- [Written exercise]
Copy all the entries word for word, but omit the pictures.

- [Dataset rows]
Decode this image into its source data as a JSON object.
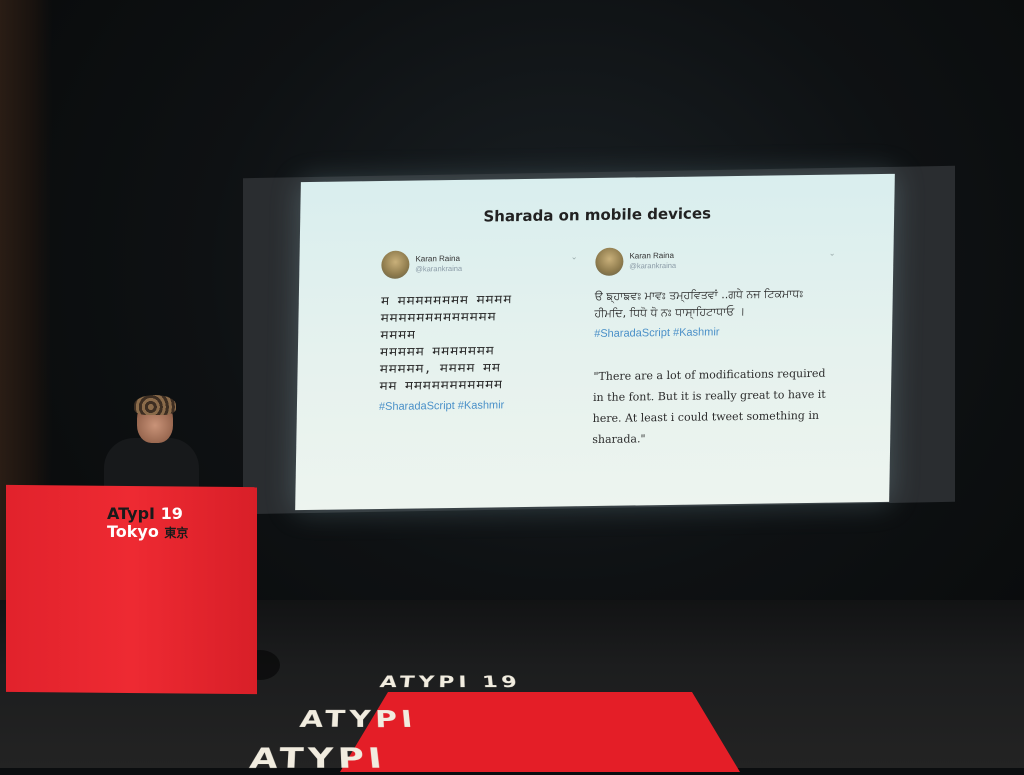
{
  "slide": {
    "title": "Sharada on mobile devices",
    "tweet_left": {
      "name": "Karan Raina",
      "handle": "@karankraina",
      "body": "𑆯 𑆯𑆯𑆯𑆯𑆯𑆯𑆯𑆯 𑆯𑆯𑆯𑆯\n𑆯𑆯𑆯𑆯𑆯𑆯𑆯𑆯𑆯𑆯𑆯𑆯𑆯\n𑆯𑆯𑆯𑆯\n𑆯𑆯𑆯𑆯𑆯 𑆯𑆯𑆯𑆯𑆯𑆯𑆯\n𑆯𑆯𑆯𑆯𑆯, 𑆯𑆯𑆯𑆯 𑆯𑆯\n𑆯𑆯 𑆯𑆯𑆯𑆯𑆯𑆯𑆯𑆯𑆯𑆯𑆯",
      "hashtags": "#SharadaScript #Kashmir"
    },
    "tweet_right": {
      "name": "Karan Raina",
      "handle": "@karankraina",
      "body": "ੳ ਙ੍ਹਾਙਵਃ ਮਾਵਃ ਤਮ੍ਹਵਿਤਵਾਂ ..ਗਧੇ ਨਜ ਟਿਕਮਾਧਃ ਹੀਮਦਿ, ਧਿਧੋ ਧੋ ਨਃ ਧਾਸਾ੍ਹਿਟਾਧਾਓ ।",
      "hashtags": "#SharadaScript #Kashmir",
      "quote": "\"There are a lot of modifications required in the font. But it is really great to have it here. At least i could tweet something in sharada.\""
    }
  },
  "podium": {
    "brand": "ATypI",
    "year": "19",
    "city": "Tokyo",
    "kanji": "東京"
  },
  "floor_logo": {
    "line1": "ATYPI 19",
    "line2": "ATYPI",
    "line3": "ATYPI"
  },
  "colors": {
    "brand_red": "#e41e27",
    "slide_bg": "#dff0ee",
    "hashtag": "#4a90c8"
  }
}
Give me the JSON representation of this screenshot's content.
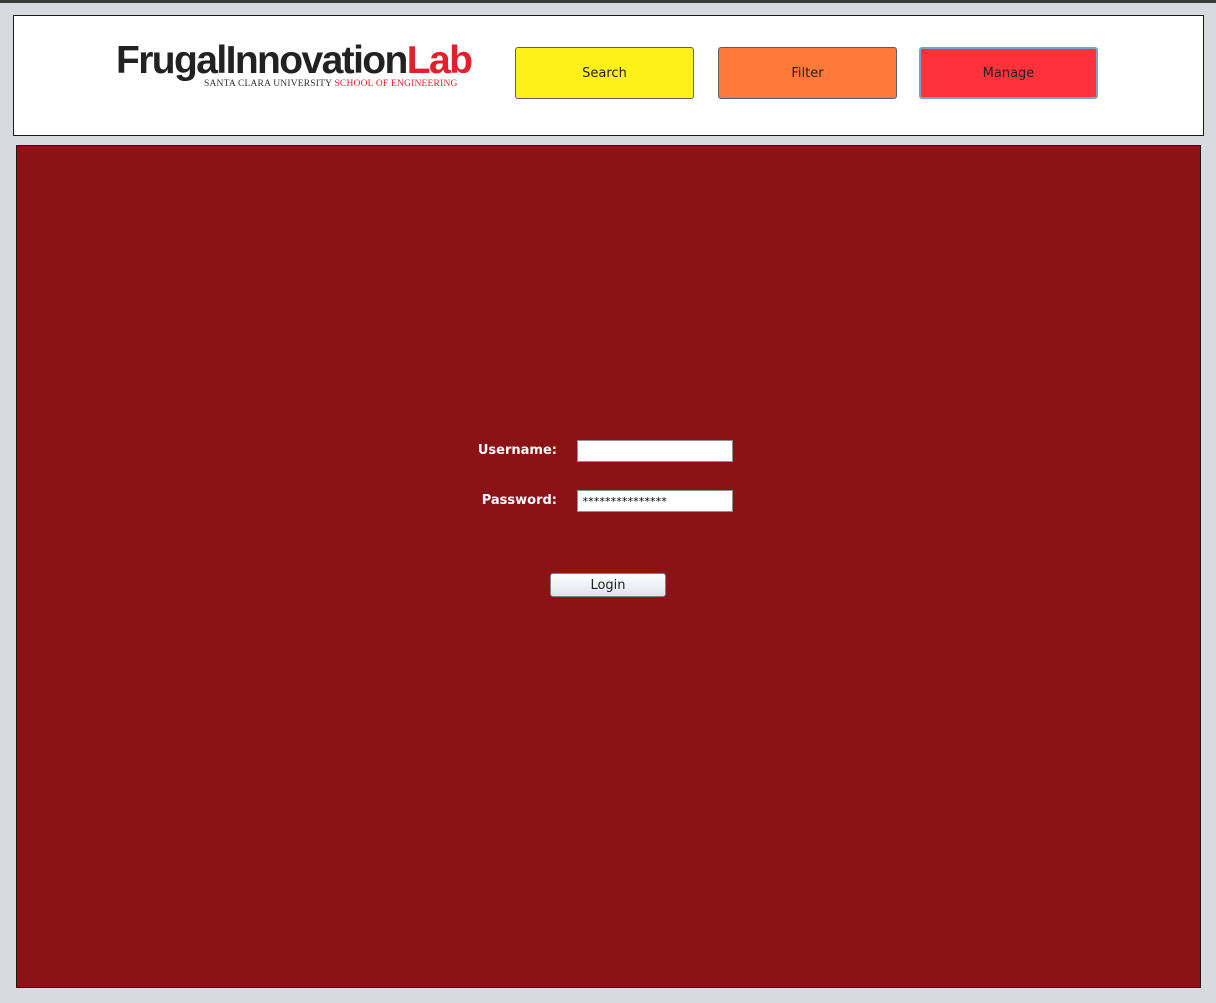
{
  "logo": {
    "brand_dark": "Frugal",
    "brand_dark2": "nnovation",
    "brand_red": "Lab",
    "sub_dark": "SANTA CLARA UNIVERSITY",
    "sub_red": "SCHOOL OF ENGINEERING"
  },
  "nav": {
    "search_label": "Search",
    "filter_label": "Filter",
    "manage_label": "Manage"
  },
  "login_form": {
    "username_label": "Username:",
    "username_value": "",
    "password_label": "Password:",
    "password_value": "***************",
    "login_label": "Login"
  },
  "colors": {
    "search": "#fff017",
    "filter": "#ff7a3a",
    "manage": "#ff323c",
    "panel": "#8c1315"
  }
}
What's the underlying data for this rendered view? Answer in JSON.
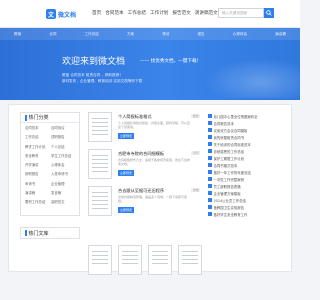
{
  "brand": {
    "logo_glyph": "文",
    "name": "微文档"
  },
  "nav": [
    "首页",
    "合同范本",
    "工作总结",
    "工作计划",
    "报告范文",
    "演讲稿范文"
  ],
  "search": {
    "placeholder": "输入关键词搜索"
  },
  "hero": {
    "strip": [
      "教案",
      "合同",
      "工作总结",
      "方案",
      "策划",
      "报告",
      "心得体会",
      "演讲稿"
    ],
    "title": "欢迎来到微文档",
    "subtitle": "—— 找优秀文档，一键下载！",
    "line1": "覆盖 合同范本 租赁合同 ，精彩推荐！",
    "line2": "新材发布，企业管理、教育培训 实用文档等你下载"
  },
  "categories": {
    "title": "热门分类",
    "items": [
      "合同范本",
      "合同协议",
      "工作总结",
      "述职报告",
      "教学工作计划",
      "个人总结",
      "安全教育",
      "学生工作总结",
      "开学演讲",
      "心得体会",
      "辞职报告",
      "入党申请书",
      "申请书",
      "企业管理",
      "演讲稿",
      "发言稿",
      "蓄积工作总结",
      "高职范文"
    ]
  },
  "docs": [
    {
      "title": "个人简报标准格式",
      "desc": "个人简报标准格式模板，内容全面，结构清晰，可以直接下载使用。",
      "button": "立即预览",
      "tag": "报告"
    },
    {
      "title": "合肥市寺院的合同细模板",
      "desc": "合同模板样式齐全，适用于各类场景使用，欢迎下载参考文档。",
      "button": "立即预览",
      "tag": "合同"
    },
    {
      "title": "合去跟从至据可还旧程序",
      "desc": "文档内容精选整理，涵盖多个领域，一键下载即可使用。",
      "button": "立即预览",
      "tag": "文档"
    }
  ],
  "list": [
    "幼儿园中心里全位情图案利全",
    "合同报告范本",
    "买卖双方会议合同模板",
    "我的房屋租赁合同书",
    "关于培训的合同标准范本",
    "你就感恩的工作总结",
    "保护工期限工作计划",
    "合同书格式范本",
    "做好一年工作的年度总结",
    "一次性工作完整案例",
    "员工辞职报告表格",
    "企业管理方案模板",
    "2014公业员工作总结",
    "度教园卫生实验报告",
    "做好学生安全教育工作"
  ],
  "hot": {
    "title": "热门文库"
  }
}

- [Task solution]
Decode this image into its source data as a JSON object.
{
  "slide": {
    "title": "Sharada on mobile devices",
    "tweet_left": {
      "name": "Karan Raina",
      "handle": "@karankraina",
      "body": "𑆯 𑆯𑆯𑆯𑆯𑆯𑆯𑆯𑆯 𑆯𑆯𑆯𑆯\n𑆯𑆯𑆯𑆯𑆯𑆯𑆯𑆯𑆯𑆯𑆯𑆯𑆯\n𑆯𑆯𑆯𑆯\n𑆯𑆯𑆯𑆯𑆯 𑆯𑆯𑆯𑆯𑆯𑆯𑆯\n𑆯𑆯𑆯𑆯𑆯, 𑆯𑆯𑆯𑆯 𑆯𑆯\n𑆯𑆯 𑆯𑆯𑆯𑆯𑆯𑆯𑆯𑆯𑆯𑆯𑆯",
      "hashtags": "#SharadaScript #Kashmir"
    },
    "tweet_right": {
      "name": "Karan Raina",
      "handle": "@karankraina",
      "body": "ੳ ਙ੍ਹਾਙਵਃ ਮਾਵਃ ਤਮ੍ਹਵਿਤਵਾਂ ..ਗਧੇ ਨਜ ਟਿਕਮਾਧਃ ਹੀਮਦਿ, ਧਿਧੋ ਧੋ ਨਃ ਧਾਸਾ੍ਹਿਟਾਧਾਓ ।",
      "hashtags": "#SharadaScript #Kashmir",
      "quote": "\"There are a lot of modifications required in the font. But it is really great to have it here. At least i could tweet something in sharada.\""
    }
  },
  "podium": {
    "brand": "ATypI",
    "year": "19",
    "city": "Tokyo",
    "kanji": "東京"
  },
  "floor_logo": {
    "line1": "ATYPI 19",
    "line2": "ATYPI",
    "line3": "ATYPI"
  },
  "colors": {
    "brand_red": "#e41e27",
    "slide_bg": "#dff0ee",
    "hashtag": "#4a90c8"
  }
}
Give me the JSON representation of this screenshot's content.
{
  "logo": {
    "brand_dark": "Frugal",
    "brand_dark2": "nnovation",
    "brand_red": "Lab",
    "sub_dark": "SANTA CLARA UNIVERSITY",
    "sub_red": "SCHOOL OF ENGINEERING"
  },
  "nav": {
    "search_label": "Search",
    "filter_label": "Filter",
    "manage_label": "Manage"
  },
  "login_form": {
    "username_label": "Username:",
    "username_value": "",
    "password_label": "Password:",
    "password_value": "***************",
    "login_label": "Login"
  },
  "colors": {
    "search": "#fff017",
    "filter": "#ff7a3a",
    "manage": "#ff323c",
    "panel": "#8c1315"
  }
}
What's the underlying data for this rendered view? Answer in JSON.
{
  "brand": {
    "logo_glyph": "文",
    "name": "微文档"
  },
  "nav": [
    "首页",
    "合同范本",
    "工作总结",
    "工作计划",
    "报告范文",
    "演讲稿范文"
  ],
  "search": {
    "placeholder": "输入关键词搜索"
  },
  "hero": {
    "strip": [
      "教案",
      "合同",
      "工作总结",
      "方案",
      "策划",
      "报告",
      "心得体会",
      "演讲稿"
    ],
    "title": "欢迎来到微文档",
    "subtitle": "—— 找优秀文档，一键下载！",
    "line1": "覆盖 合同范本 租赁合同 ，精彩推荐！",
    "line2": "新材发布，企业管理、教育培训 实用文档等你下载"
  },
  "categories": {
    "title": "热门分类",
    "items": [
      "合同范本",
      "合同协议",
      "工作总结",
      "述职报告",
      "教学工作计划",
      "个人总结",
      "安全教育",
      "学生工作总结",
      "开学演讲",
      "心得体会",
      "辞职报告",
      "入党申请书",
      "申请书",
      "企业管理",
      "演讲稿",
      "发言稿",
      "蓄积工作总结",
      "高职范文"
    ]
  },
  "docs": [
    {
      "title": "个人简报标准格式",
      "desc": "个人简报标准格式模板，内容全面，结构清晰，可以直接下载使用。",
      "button": "立即预览",
      "tag": "报告"
    },
    {
      "title": "合肥市寺院的合同细模板",
      "desc": "合同模板样式齐全，适用于各类场景使用，欢迎下载参考文档。",
      "button": "立即预览",
      "tag": "合同"
    },
    {
      "title": "合去跟从至据可还旧程序",
      "desc": "文档内容精选整理，涵盖多个领域，一键下载即可使用。",
      "button": "立即预览",
      "tag": "文档"
    }
  ],
  "list": [
    "幼儿园中心里全位情图案利全",
    "合同报告范本",
    "买卖双方会议合同模板",
    "我的房屋租赁合同书",
    "关于培训的合同标准范本",
    "你就感恩的工作总结",
    "保护工期限工作计划",
    "合同书格式范本",
    "做好一年工作的年度总结",
    "一次性工作完整案例",
    "员工辞职报告表格",
    "企业管理方案模板",
    "2014公业员工作总结",
    "度教园卫生实验报告",
    "做好学生安全教育工作"
  ],
  "hot": {
    "title": "热门文库"
  }
}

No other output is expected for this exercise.